Records shown:
◇ ◇ ◇ ◇

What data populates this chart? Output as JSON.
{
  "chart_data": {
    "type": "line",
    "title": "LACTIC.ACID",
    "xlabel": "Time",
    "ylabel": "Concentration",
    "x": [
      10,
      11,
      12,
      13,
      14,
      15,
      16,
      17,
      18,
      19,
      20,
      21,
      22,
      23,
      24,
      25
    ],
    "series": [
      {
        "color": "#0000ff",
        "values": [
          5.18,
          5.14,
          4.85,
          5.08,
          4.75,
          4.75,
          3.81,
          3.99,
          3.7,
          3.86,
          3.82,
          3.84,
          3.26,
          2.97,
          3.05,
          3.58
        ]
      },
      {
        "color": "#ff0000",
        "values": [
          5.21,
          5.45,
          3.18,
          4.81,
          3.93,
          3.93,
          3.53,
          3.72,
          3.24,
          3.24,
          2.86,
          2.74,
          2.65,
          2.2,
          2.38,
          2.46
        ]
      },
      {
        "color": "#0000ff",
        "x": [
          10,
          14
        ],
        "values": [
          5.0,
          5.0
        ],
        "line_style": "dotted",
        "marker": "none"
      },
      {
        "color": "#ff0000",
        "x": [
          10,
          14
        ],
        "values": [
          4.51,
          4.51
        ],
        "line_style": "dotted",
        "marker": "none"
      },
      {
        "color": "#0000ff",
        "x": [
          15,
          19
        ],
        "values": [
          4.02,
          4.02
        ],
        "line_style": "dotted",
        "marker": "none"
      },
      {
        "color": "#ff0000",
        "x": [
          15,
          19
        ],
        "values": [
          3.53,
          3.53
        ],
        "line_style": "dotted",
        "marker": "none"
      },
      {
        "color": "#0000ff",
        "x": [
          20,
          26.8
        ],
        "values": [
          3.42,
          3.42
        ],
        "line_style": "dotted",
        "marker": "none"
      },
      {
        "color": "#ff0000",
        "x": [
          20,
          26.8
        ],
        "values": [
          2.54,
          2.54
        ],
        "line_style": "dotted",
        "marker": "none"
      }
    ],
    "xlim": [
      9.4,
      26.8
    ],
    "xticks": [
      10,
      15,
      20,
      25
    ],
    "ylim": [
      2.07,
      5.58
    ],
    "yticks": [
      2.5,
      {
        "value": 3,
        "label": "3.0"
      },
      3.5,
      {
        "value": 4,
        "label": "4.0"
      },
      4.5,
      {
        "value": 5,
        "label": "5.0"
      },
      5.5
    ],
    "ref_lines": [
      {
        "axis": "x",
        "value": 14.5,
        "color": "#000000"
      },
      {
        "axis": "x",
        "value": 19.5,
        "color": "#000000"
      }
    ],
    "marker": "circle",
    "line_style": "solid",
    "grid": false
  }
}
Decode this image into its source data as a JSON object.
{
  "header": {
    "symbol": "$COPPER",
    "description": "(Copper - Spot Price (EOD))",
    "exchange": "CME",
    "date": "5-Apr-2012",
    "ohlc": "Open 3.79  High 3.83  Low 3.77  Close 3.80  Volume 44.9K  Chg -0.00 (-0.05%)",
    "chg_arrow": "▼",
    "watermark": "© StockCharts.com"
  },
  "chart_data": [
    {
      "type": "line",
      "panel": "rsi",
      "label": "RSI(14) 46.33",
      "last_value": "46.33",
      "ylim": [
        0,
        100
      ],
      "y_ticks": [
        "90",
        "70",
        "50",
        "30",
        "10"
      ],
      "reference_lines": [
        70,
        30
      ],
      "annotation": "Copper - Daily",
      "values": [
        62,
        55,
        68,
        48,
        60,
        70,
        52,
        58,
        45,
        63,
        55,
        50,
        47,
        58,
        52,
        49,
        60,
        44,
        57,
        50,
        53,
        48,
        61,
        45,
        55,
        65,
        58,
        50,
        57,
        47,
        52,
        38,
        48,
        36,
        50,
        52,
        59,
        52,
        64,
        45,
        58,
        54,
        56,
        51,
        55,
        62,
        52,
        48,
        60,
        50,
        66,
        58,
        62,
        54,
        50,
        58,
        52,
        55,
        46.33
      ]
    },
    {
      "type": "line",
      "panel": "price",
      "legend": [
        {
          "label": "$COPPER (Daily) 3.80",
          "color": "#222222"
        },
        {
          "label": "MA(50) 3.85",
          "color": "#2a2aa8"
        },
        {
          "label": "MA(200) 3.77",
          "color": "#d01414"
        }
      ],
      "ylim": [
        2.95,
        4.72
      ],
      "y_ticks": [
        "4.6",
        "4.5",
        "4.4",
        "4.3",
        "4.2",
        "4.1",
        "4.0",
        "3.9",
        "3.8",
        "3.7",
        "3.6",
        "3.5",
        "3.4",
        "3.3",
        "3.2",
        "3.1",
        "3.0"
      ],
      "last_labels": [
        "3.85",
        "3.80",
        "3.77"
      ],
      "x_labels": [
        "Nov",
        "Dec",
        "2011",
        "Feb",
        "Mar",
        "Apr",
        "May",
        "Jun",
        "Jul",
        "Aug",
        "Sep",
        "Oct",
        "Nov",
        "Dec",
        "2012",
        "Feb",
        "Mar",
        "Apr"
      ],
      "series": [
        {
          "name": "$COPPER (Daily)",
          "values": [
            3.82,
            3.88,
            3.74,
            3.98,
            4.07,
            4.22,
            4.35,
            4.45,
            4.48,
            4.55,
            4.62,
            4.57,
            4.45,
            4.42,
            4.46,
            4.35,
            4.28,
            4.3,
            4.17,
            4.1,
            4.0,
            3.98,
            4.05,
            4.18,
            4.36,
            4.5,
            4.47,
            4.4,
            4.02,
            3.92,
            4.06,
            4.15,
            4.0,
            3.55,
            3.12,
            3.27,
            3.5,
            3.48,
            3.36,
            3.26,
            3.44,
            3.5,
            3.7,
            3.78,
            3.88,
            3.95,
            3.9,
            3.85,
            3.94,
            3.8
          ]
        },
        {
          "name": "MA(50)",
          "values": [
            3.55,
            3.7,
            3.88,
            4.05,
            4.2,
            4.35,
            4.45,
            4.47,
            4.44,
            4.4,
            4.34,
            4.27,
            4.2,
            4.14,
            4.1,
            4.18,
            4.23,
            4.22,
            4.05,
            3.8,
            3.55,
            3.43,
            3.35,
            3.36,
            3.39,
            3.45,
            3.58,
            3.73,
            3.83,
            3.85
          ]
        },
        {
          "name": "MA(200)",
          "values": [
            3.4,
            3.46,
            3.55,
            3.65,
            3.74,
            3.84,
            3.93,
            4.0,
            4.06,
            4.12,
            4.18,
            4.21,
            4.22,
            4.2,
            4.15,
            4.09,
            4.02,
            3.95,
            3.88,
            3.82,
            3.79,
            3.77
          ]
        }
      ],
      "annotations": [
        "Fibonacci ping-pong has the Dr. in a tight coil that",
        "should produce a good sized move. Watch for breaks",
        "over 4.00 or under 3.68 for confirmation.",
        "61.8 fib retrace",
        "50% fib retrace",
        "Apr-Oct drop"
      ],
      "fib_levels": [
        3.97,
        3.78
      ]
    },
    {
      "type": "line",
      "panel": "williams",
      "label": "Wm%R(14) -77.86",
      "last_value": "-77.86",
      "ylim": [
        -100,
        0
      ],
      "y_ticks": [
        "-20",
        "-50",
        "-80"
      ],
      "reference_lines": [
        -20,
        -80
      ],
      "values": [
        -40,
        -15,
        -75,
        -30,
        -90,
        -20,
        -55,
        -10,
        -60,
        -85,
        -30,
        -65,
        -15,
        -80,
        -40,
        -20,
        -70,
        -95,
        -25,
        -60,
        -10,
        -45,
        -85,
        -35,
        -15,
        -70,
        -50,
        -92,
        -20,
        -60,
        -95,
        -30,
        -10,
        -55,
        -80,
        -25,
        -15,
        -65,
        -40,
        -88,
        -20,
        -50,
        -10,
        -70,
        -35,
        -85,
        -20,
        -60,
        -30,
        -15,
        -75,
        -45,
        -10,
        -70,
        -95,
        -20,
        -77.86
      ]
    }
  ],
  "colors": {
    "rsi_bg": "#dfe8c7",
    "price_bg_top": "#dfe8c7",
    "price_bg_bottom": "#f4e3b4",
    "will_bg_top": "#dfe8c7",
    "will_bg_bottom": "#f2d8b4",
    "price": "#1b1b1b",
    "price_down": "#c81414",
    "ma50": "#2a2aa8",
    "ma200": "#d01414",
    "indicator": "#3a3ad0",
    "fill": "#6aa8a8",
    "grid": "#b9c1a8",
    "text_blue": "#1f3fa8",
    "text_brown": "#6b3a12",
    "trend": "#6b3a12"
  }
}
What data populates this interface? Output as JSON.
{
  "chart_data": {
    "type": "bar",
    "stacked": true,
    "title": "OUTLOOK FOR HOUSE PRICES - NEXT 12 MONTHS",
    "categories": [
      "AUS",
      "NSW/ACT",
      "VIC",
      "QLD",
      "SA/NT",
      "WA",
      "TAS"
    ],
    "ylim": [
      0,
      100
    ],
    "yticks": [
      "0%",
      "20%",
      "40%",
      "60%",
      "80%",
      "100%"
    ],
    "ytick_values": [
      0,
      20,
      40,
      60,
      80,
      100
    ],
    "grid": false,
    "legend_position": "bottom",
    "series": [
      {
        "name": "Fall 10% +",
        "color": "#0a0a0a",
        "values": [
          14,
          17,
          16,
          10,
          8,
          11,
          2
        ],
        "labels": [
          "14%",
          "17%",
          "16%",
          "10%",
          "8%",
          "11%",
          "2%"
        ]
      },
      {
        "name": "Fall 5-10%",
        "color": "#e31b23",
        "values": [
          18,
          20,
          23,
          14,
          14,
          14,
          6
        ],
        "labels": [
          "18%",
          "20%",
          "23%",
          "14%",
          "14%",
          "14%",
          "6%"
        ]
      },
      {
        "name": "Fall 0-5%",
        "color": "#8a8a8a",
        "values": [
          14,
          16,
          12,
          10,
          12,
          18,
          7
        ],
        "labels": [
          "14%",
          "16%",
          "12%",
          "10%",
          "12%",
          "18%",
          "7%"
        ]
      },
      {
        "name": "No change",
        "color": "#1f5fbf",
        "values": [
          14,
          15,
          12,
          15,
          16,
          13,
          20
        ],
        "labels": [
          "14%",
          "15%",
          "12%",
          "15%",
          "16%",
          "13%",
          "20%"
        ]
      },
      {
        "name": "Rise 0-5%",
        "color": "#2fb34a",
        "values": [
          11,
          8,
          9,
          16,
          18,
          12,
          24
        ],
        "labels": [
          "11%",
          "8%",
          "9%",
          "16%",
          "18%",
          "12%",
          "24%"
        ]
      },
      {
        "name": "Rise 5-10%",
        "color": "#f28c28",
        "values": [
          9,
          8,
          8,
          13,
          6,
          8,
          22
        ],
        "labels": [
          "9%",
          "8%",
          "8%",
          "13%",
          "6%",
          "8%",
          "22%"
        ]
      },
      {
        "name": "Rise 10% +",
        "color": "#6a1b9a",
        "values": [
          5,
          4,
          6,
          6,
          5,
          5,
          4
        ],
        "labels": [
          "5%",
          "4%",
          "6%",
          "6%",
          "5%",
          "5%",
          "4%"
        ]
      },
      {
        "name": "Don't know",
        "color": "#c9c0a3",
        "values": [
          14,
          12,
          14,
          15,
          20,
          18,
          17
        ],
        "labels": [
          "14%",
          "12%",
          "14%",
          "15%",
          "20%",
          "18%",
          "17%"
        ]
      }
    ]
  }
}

◇ ◇ ◇ ◇

Report every line containing the word "JSON" from the listing above.

Solution:
What data populates this chart? Output as JSON.
Decode this image into its source data as a JSON object.
What data populates this interface? Output as JSON.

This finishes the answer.